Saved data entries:
>>>>>

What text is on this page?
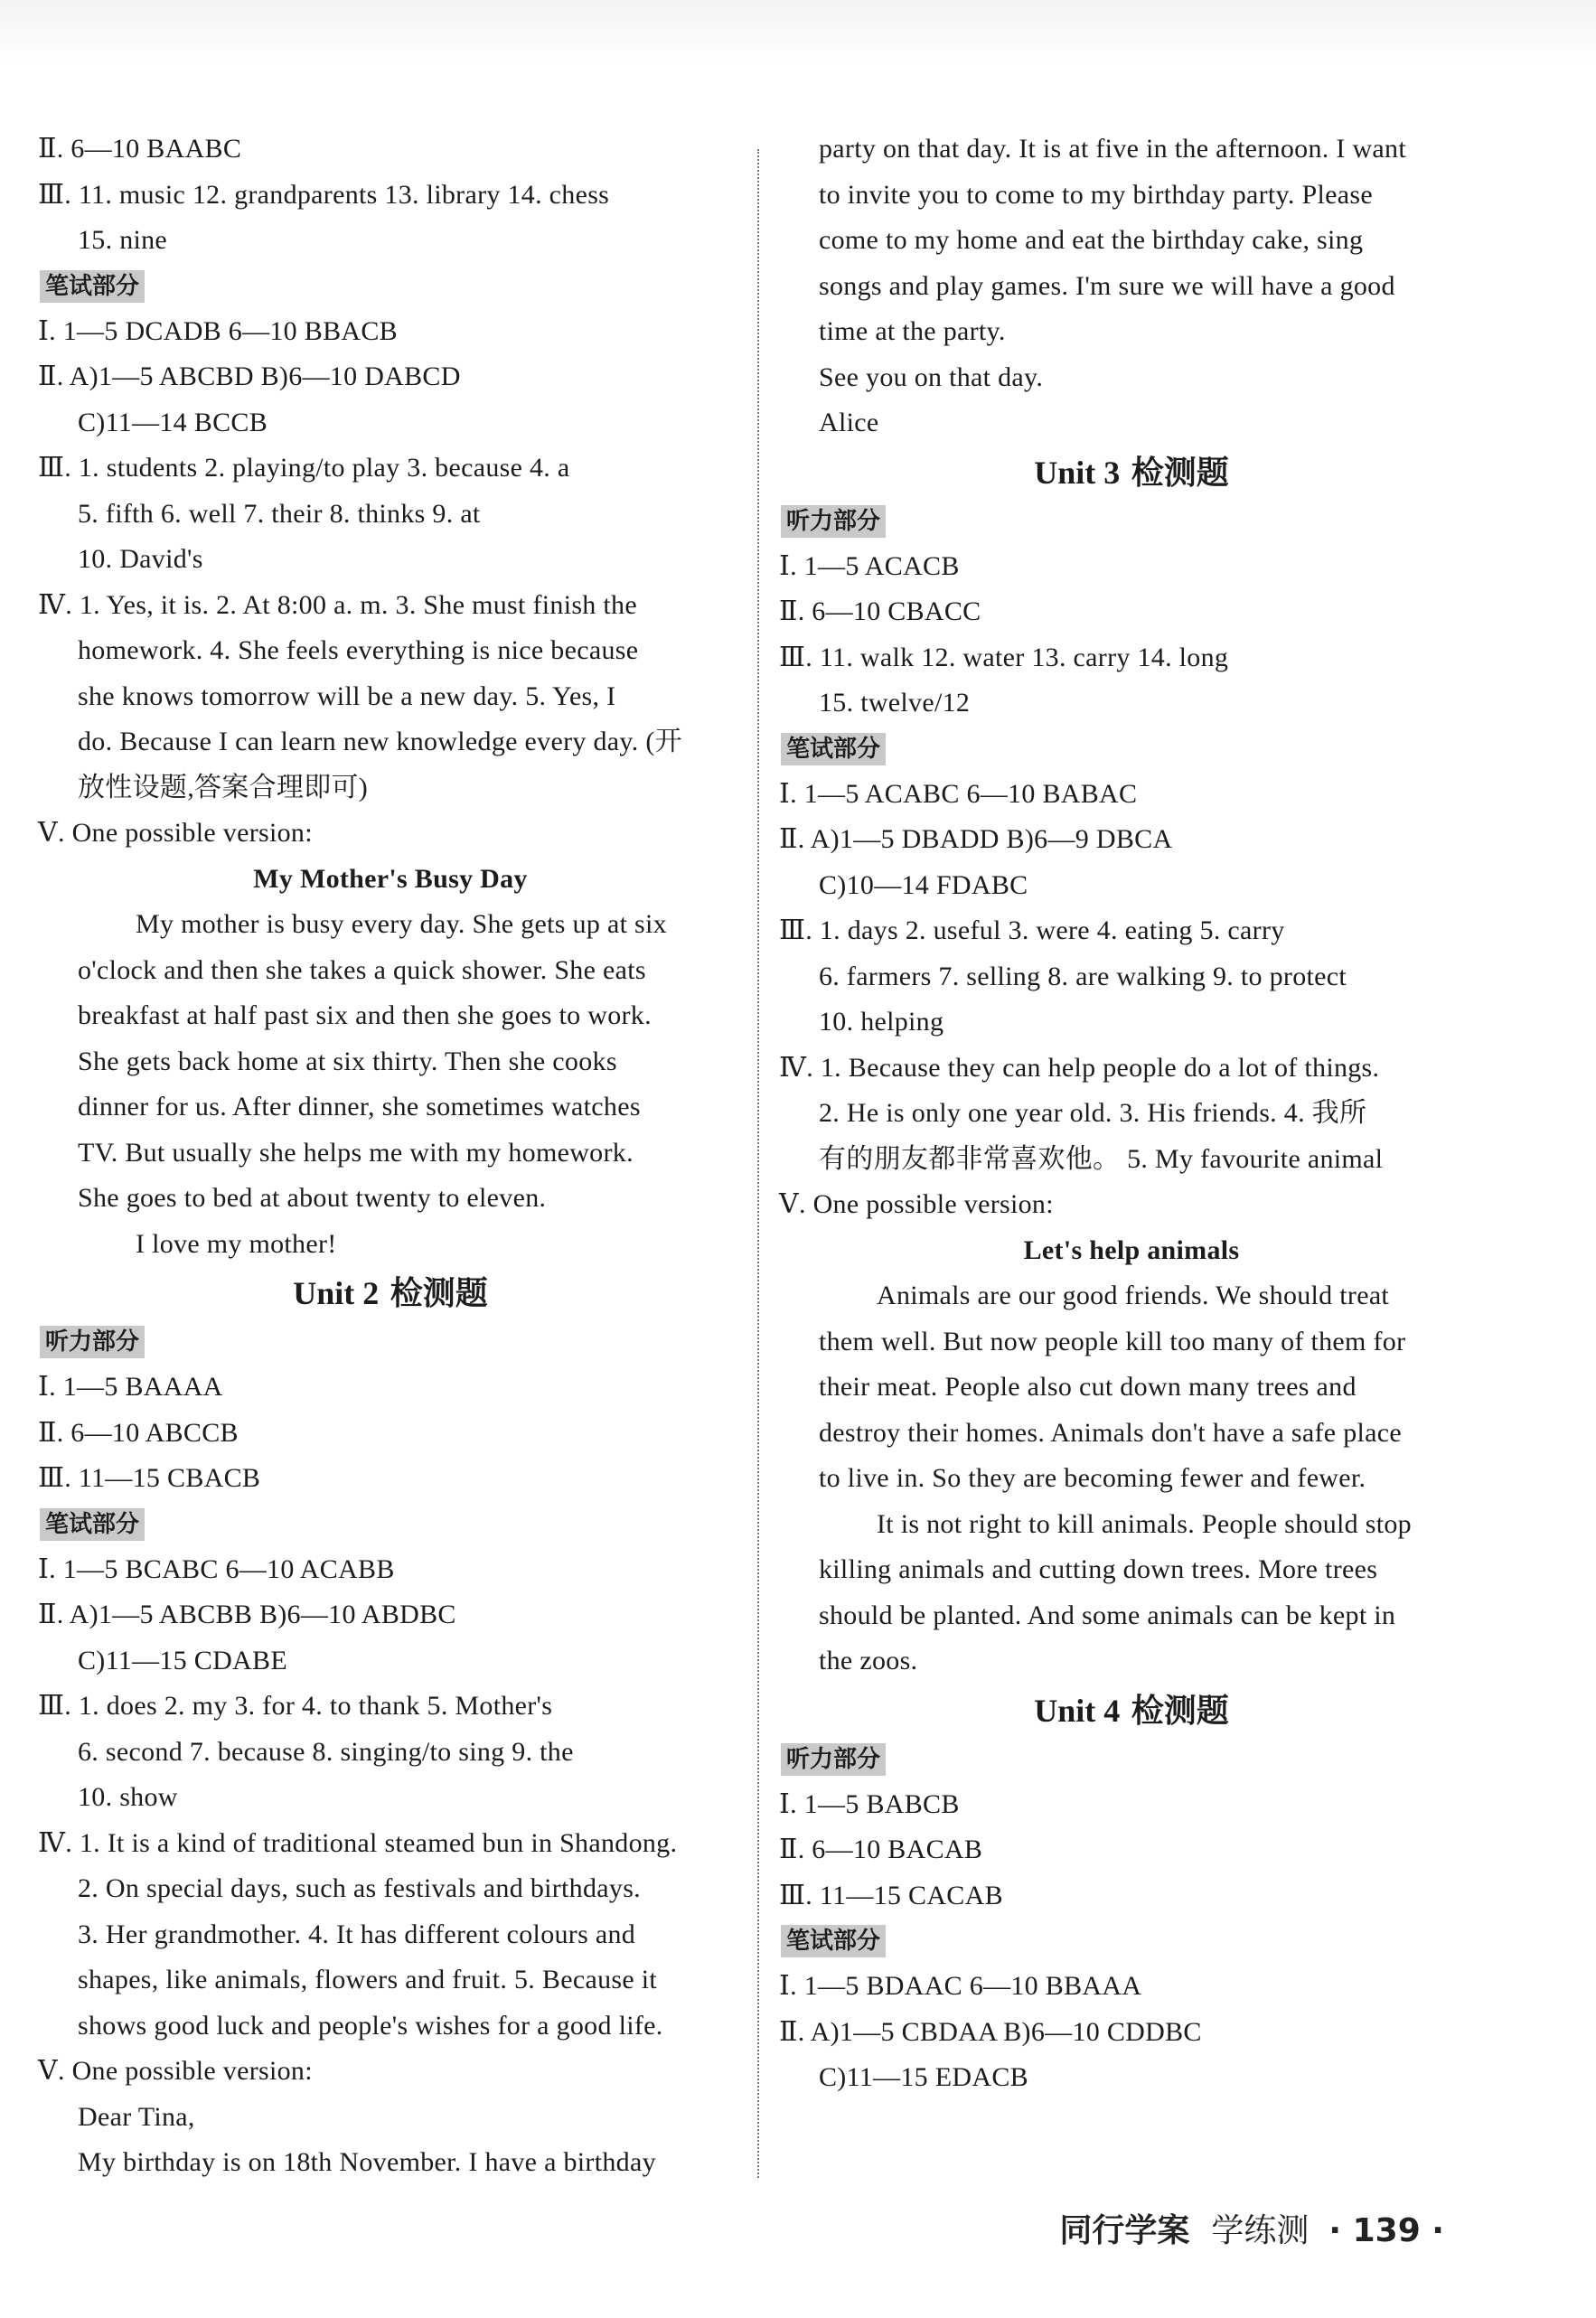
Ⅱ. 6—10 BAABC
Ⅲ. 11. music 12. grandparents 13. library 14. chess
15. nine
笔试部分
Ⅰ. 1—5 DCADB 6—10 BBACB
Ⅱ. A)1—5 ABCBD B)6—10 DABCD
C)11—14 BCCB
Ⅲ. 1. students 2. playing/to play 3. because 4. a
5. fifth 6. well 7. their 8. thinks 9. at
10. David's
Ⅳ. 1. Yes, it is. 2. At 8:00 a. m. 3. She must finish the
homework. 4. She feels everything is nice because
she knows tomorrow will be a new day. 5. Yes, I
do. Because I can learn new knowledge every day. (开
放性设题,答案合理即可)
Ⅴ. One possible version:
My Mother's Busy Day
My mother is busy every day. She gets up at six
o'clock and then she takes a quick shower. She eats
breakfast at half past six and then she goes to work.
She gets back home at six thirty. Then she cooks
dinner for us. After dinner, she sometimes watches
TV. But usually she helps me with my homework.
She goes to bed at about twenty to eleven.
I love my mother!
Unit 2 检测题
听力部分
Ⅰ. 1—5 BAAAA
Ⅱ. 6—10 ABCCB
Ⅲ. 11—15 CBACB
笔试部分
Ⅰ. 1—5 BCABC 6—10 ACABB
Ⅱ. A)1—5 ABCBB B)6—10 ABDBC
C)11—15 CDABE
Ⅲ. 1. does 2. my 3. for 4. to thank 5. Mother's
6. second 7. because 8. singing/to sing 9. the
10. show
Ⅳ. 1. It is a kind of traditional steamed bun in Shandong.
2. On special days, such as festivals and birthdays.
3. Her grandmother. 4. It has different colours and
shapes, like animals, flowers and fruit. 5. Because it
shows good luck and people's wishes for a good life.
Ⅴ. One possible version:
Dear Tina,
My birthday is on 18th November. I have a birthday
party on that day. It is at five in the afternoon. I want
to invite you to come to my birthday party. Please
come to my home and eat the birthday cake, sing
songs and play games. I'm sure we will have a good
time at the party.
See you on that day.
Alice
Unit 3 检测题
听力部分
Ⅰ. 1—5 ACACB
Ⅱ. 6—10 CBACC
Ⅲ. 11. walk 12. water 13. carry 14. long
15. twelve/12
笔试部分
Ⅰ. 1—5 ACABC 6—10 BABAC
Ⅱ. A)1—5 DBADD B)6—9 DBCA
C)10—14 FDABC
Ⅲ. 1. days 2. useful 3. were 4. eating 5. carry
6. farmers 7. selling 8. are walking 9. to protect
10. helping
Ⅳ. 1. Because they can help people do a lot of things.
2. He is only one year old. 3. His friends. 4. 我所
有的朋友都非常喜欢他。 5. My favourite animal
Ⅴ. One possible version:
Let's help animals
Animals are our good friends. We should treat
them well. But now people kill too many of them for
their meat. People also cut down many trees and
destroy their homes. Animals don't have a safe place
to live in. So they are becoming fewer and fewer.
It is not right to kill animals. People should stop
killing animals and cutting down trees. More trees
should be planted. And some animals can be kept in
the zoos.
Unit 4 检测题
听力部分
Ⅰ. 1—5 BABCB
Ⅱ. 6—10 BACAB
Ⅲ. 11—15 CACAB
笔试部分
Ⅰ. 1—5 BDAAC 6—10 BBAAA
Ⅱ. A)1—5 CBDAA B)6—10 CDDBC
C)11—15 EDACB
同行学案 学练测 · 139 ·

<<<<<

Reproduce the records above exactly, leaving out every picture they contain.

What text is on this page?
Ⅱ. 6—10 BAABC
Ⅲ. 11. music 12. grandparents 13. library 14. chess
15. nine
笔试部分
Ⅰ. 1—5 DCADB 6—10 BBACB
Ⅱ. A)1—5 ABCBD B)6—10 DABCD
C)11—14 BCCB
Ⅲ. 1. students 2. playing/to play 3. because 4. a
5. fifth 6. well 7. their 8. thinks 9. at
10. David's
Ⅳ. 1. Yes, it is. 2. At 8:00 a. m. 3. She must finish the
homework. 4. She feels everything is nice because
she knows tomorrow will be a new day. 5. Yes, I
do. Because I can learn new knowledge every day. (开
放性设题,答案合理即可)
Ⅴ. One possible version:
My Mother's Busy Day
My mother is busy every day. She gets up at six
o'clock and then she takes a quick shower. She eats
breakfast at half past six and then she goes to work.
She gets back home at six thirty. Then she cooks
dinner for us. After dinner, she sometimes watches
TV. But usually she helps me with my homework.
She goes to bed at about twenty to eleven.
I love my mother!
Unit 2 检测题
听力部分
Ⅰ. 1—5 BAAAA
Ⅱ. 6—10 ABCCB
Ⅲ. 11—15 CBACB
笔试部分
Ⅰ. 1—5 BCABC 6—10 ACABB
Ⅱ. A)1—5 ABCBB B)6—10 ABDBC
C)11—15 CDABE
Ⅲ. 1. does 2. my 3. for 4. to thank 5. Mother's
6. second 7. because 8. singing/to sing 9. the
10. show
Ⅳ. 1. It is a kind of traditional steamed bun in Shandong.
2. On special days, such as festivals and birthdays.
3. Her grandmother. 4. It has different colours and
shapes, like animals, flowers and fruit. 5. Because it
shows good luck and people's wishes for a good life.
Ⅴ. One possible version:
Dear Tina,
My birthday is on 18th November. I have a birthday
party on that day. It is at five in the afternoon. I want
to invite you to come to my birthday party. Please
come to my home and eat the birthday cake, sing
songs and play games. I'm sure we will have a good
time at the party.
See you on that day.
Alice
Unit 3 检测题
听力部分
Ⅰ. 1—5 ACACB
Ⅱ. 6—10 CBACC
Ⅲ. 11. walk 12. water 13. carry 14. long
15. twelve/12
笔试部分
Ⅰ. 1—5 ACABC 6—10 BABAC
Ⅱ. A)1—5 DBADD B)6—9 DBCA
C)10—14 FDABC
Ⅲ. 1. days 2. useful 3. were 4. eating 5. carry
6. farmers 7. selling 8. are walking 9. to protect
10. helping
Ⅳ. 1. Because they can help people do a lot of things.
2. He is only one year old. 3. His friends. 4. 我所
有的朋友都非常喜欢他。 5. My favourite animal
Ⅴ. One possible version:
Let's help animals
Animals are our good friends. We should treat
them well. But now people kill too many of them for
their meat. People also cut down many trees and
destroy their homes. Animals don't have a safe place
to live in. So they are becoming fewer and fewer.
It is not right to kill animals. People should stop
killing animals and cutting down trees. More trees
should be planted. And some animals can be kept in
the zoos.
Unit 4 检测题
听力部分
Ⅰ. 1—5 BABCB
Ⅱ. 6—10 BACAB
Ⅲ. 11—15 CACAB
笔试部分
Ⅰ. 1—5 BDAAC 6—10 BBAAA
Ⅱ. A)1—5 CBDAA B)6—10 CDDBC
C)11—15 EDACB
同行学案 学练测 · 139 ·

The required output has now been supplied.